DATA FOR PROCESSING:
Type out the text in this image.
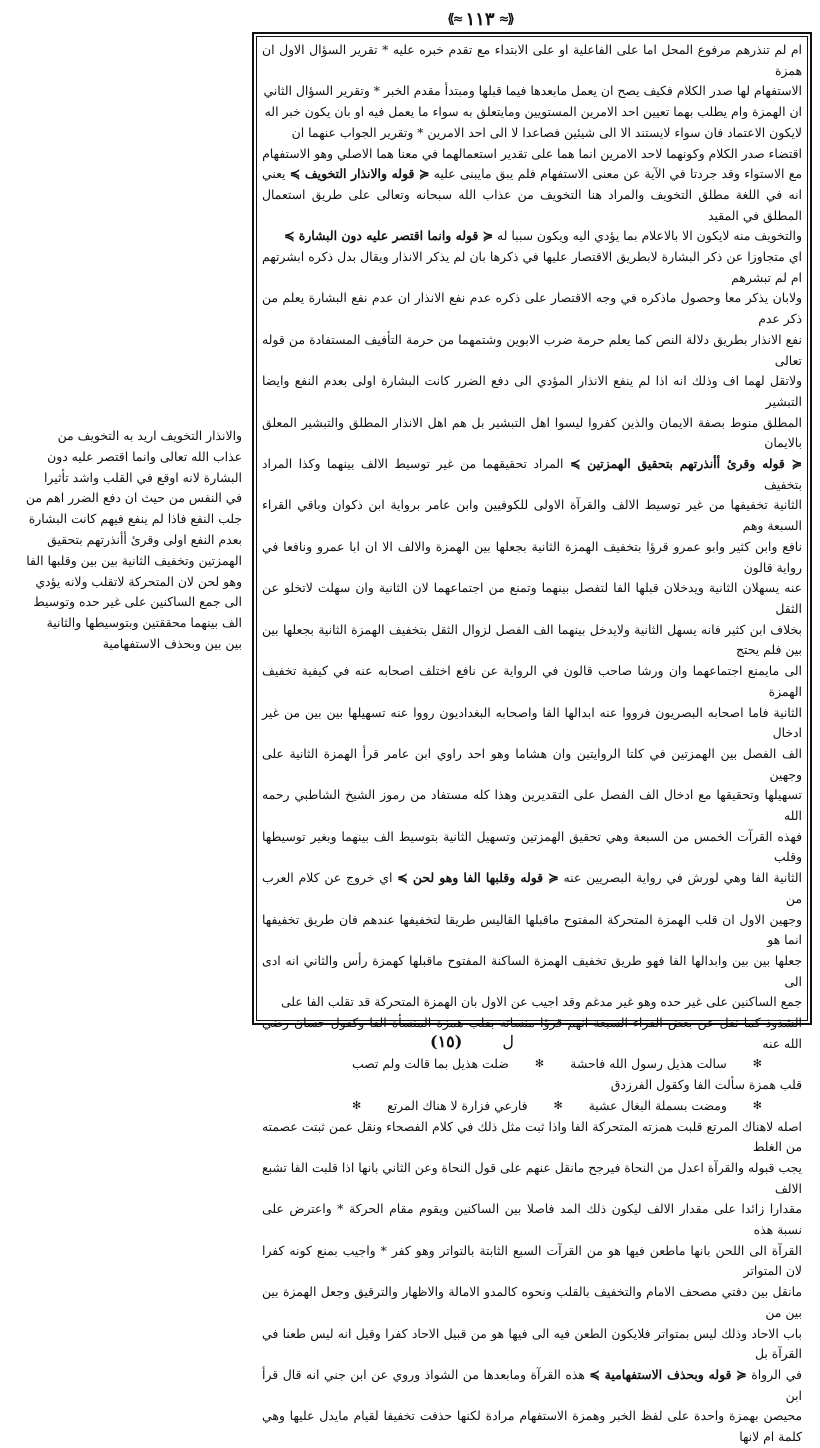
⟪≈ ١١٣ ≈⟫

ام لم تنذرهم مرفوع المحل اما على الفاعلية او على الابتداء مع تقدم خبره عليه * تقرير السؤال الاول ان همزة

الاستفهام لها صدر الكلام فكيف يصح ان يعمل مابعدها فيما قبلها ومبتدأ مقدم الخبر * وتقرير السؤال الثاني

ان الهمزة وام يطلب بهما تعيين احد الامرين المستويين ومايتعلق به سواء ما يعمل فيه او بان يكون خبر اله

لايكون الاعتماد فان سواء لايستند الا الى شيئين فصاعدا لا الى احد الامرين * وتقرير الجواب عنهما ان

اقتضاء صدر الكلام وكونهما لاحد الامرين انما هما على تقدير استعمالهما في معنا هما الاصلي وهو الاستفهام

مع الاستواء وقد جردتا في الآية عن معنى الاستفهام فلم يبق مايبنى عليه ≼ قوله والانذار التخويف ≽ يعني انه في اللغة مطلق التخويف والمراد هنا التخويف من عذاب الله سبحانه وتعالى على طريق استعمال المطلق في المقيد

والتخويف منه لايكون الا بالاعلام بما يؤدي اليه ويكون سببا له ≼ قوله وانما اقتصر عليه دون البشارة ≽

اي متجاوزا عن ذكر البشارة لابطريق الاقتصار عليها في ذكرها بان لم يذكر الانذار ويقال بدل ذكره ابشرتهم ام لم تبشرهم

ولابان يذكر معا وحصول ماذكره في وجه الاقتصار على ذكره عدم نفع الانذار ان عدم نفع البشارة يعلم من ذكر عدم

نفع الانذار بطريق دلالة النص كما يعلم حرمة ضرب الابوين وشتمهما من حرمة التأفيف المستفادة من قوله تعالى

ولاتقل لهما اف وذلك انه اذا لم ينفع الانذار المؤدي الى دفع الضرر كانت البشارة اولى بعدم النفع وايضا التبشير

المطلق منوط بصفة الايمان والذين كفروا ليسوا اهل التبشير بل هم اهل الانذار المطلق والتبشير المعلق بالايمان

≼ قوله وقرئ أأنذرتهم بتحقيق الهمزتين ≽ المراد تحقيقهما من غير توسيط الالف بينهما وكذا المراد بتخفيف

الثانية تخفيفها من غير توسيط الالف والقرآة الاولى للكوفيين وابن عامر برواية ابن ذكوان وباقي القراء السبعة وهم

نافع وابن كثير وابو عمرو قرؤا بتخفيف الهمزة الثانية بجعلها بين الهمزة والالف الا ان ابا عمرو ونافعا في رواية قالون

عنه يسهلان الثانية ويدخلان قبلها الفا لتفصل بينهما وتمنع من اجتماعهما لان الثانية وان سهلت لاتخلو عن الثقل

بخلاف ابن كثير فانه يسهل الثانية ولايدخل بينهما الف الفصل لزوال الثقل بتخفيف الهمزة الثانية بجعلها بين بين فلم يحتج

الى مايمنع اجتماعهما وان ورشا صاحب قالون في الرواية عن نافع اختلف اصحابه عنه في كيفية تخفيف الهمزة

الثانية فاما اصحابه البصريون فرووا عنه ابدالها الفا واصحابه البغداديون رووا عنه تسهيلها بين بين من غير ادخال

الف الفصل بين الهمزتين في كلتا الروايتين وان هشاما وهو احد راوي ابن عامر قرأ الهمزة الثانية على وجهين

تسهيلها وتحقيقها مع ادخال الف الفصل على التقديرين وهذا كله مستفاد من رموز الشيخ الشاطبي رحمه الله

فهذه القرآت الخمس من السبعة وهي تحقيق الهمزتين وتسهيل الثانية بتوسيط الف بينهما وبغير توسيطها وقلب

الثانية الفا وهي لورش في رواية البصريين عنه ≼ قوله وقلبها الفا وهو لحن ≽ اي خروج عن كلام العرب من

وجهين الاول ان قلب الهمزة المتحركة المفتوح ماقبلها القاليس طريقا لتخفيفها عندهم فان طريق تخفيفها انما هو

جعلها بين بين وابدالها الفا فهو طريق تخفيف الهمزة الساكنة المفتوح ماقبلها كهمزة رأس والثاني انه ادى الى

جمع الساكنين على غير حده وهو غير مدغم وقد اجيب عن الاول بان الهمزة المتحركة قد تقلب الفا على

الشذوذ كما نقل عن بعض القراء السبعة انهم قرؤا منساته بقلب همزة المنسأة الفا وكقول حسان رضي الله عنه

✻
سالت هذيل رسول الله فاحشة
✻
ضلت هذيل بما قالت ولم تصب

قلب همزة سألت الفا وكقول الفرزدق

✻
ومضت بسملة البغال عشية
✻
فارعي فزارة لا هناك المرتع
✻

اصله لاهناك المرتع قلبت همزته المتحركة الفا واذا ثبت مثل ذلك في كلام الفصحاء ونقل عمن ثبتت عصمته من الغلط

يجب قبوله والقرآة اعدل من النحاة فيرجح مانقل عنهم على قول النحاة وعن الثاني بانها اذا قلبت الفا تشبع الالف

مقدارا زائدا على مقدار الالف ليكون ذلك المد فاصلا بين الساكنين ويقوم مقام الحركة * واعترض على نسبة هذه

القرآة الى اللحن بانها ماطعن فيها هو من القرآت السبع الثابتة بالتواتر وهو كفر * واجيب بمنع كونه كفرا لان المتواتر

مانقل بين دفتي مصحف الامام والتخفيف بالقلب ونحوه كالمدو الامالة والاظهار والترقيق وجعل الهمزة بين بين من

باب الاحاد وذلك ليس بمتواتر فلايكون الطعن فيه الى فيها هو من قبيل الاحاد كفرا وقيل انه ليس طعنا في القرآة بل

في الرواة ≼ قوله وبحذف الاستفهامية ≽ هذه القرآة ومابعدها من الشواذ وروي عن ابن جني انه قال قرأ ابن

محيصن بهمزة واحدة على لفظ الخبر وهمزة الاستفهام مرادة لكنها حذفت تخفيفا لقيام مايدل عليها وهي كلمة ام لانها

والانذار التخويف اريد به التخويف من

عذاب الله تعالى وانما اقتصر عليه دون

البشارة لانه اوقع في القلب واشد تأثيرا

في النفس من حيث ان دفع الضرر اهم من

جلب النفع فاذا لم ينفع فيهم كانت البشارة

بعدم النفع اولى وقرئ أأنذرتهم بتحقيق

الهمزتين وتخفيف الثانية بين بين وقلبها الفا

وهو لحن لان المتحركة لاتقلب ولانه يؤدي

الى جمع الساكنين على غير حده وتوسيط

الف بينهما محققتين وبتوسيطها والثانية

بين بين وبحذف الاستفهامية

(١٥)	ل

YOUR GOAL: Pick out and copy the lines of the entries that hold the string "القراء".

TASK RESULT:
الثانية تخفيفها من غير توسيط الالف والقرآة الاولى للكوفيين وابن عامر برواية ابن ذكوان وباقي القراء السبعة وهم
الشذوذ كما نقل عن بعض القراء السبعة انهم قرؤا منساته بقلب همزة المنسأة الفا وكقول حسان رضي الله عنه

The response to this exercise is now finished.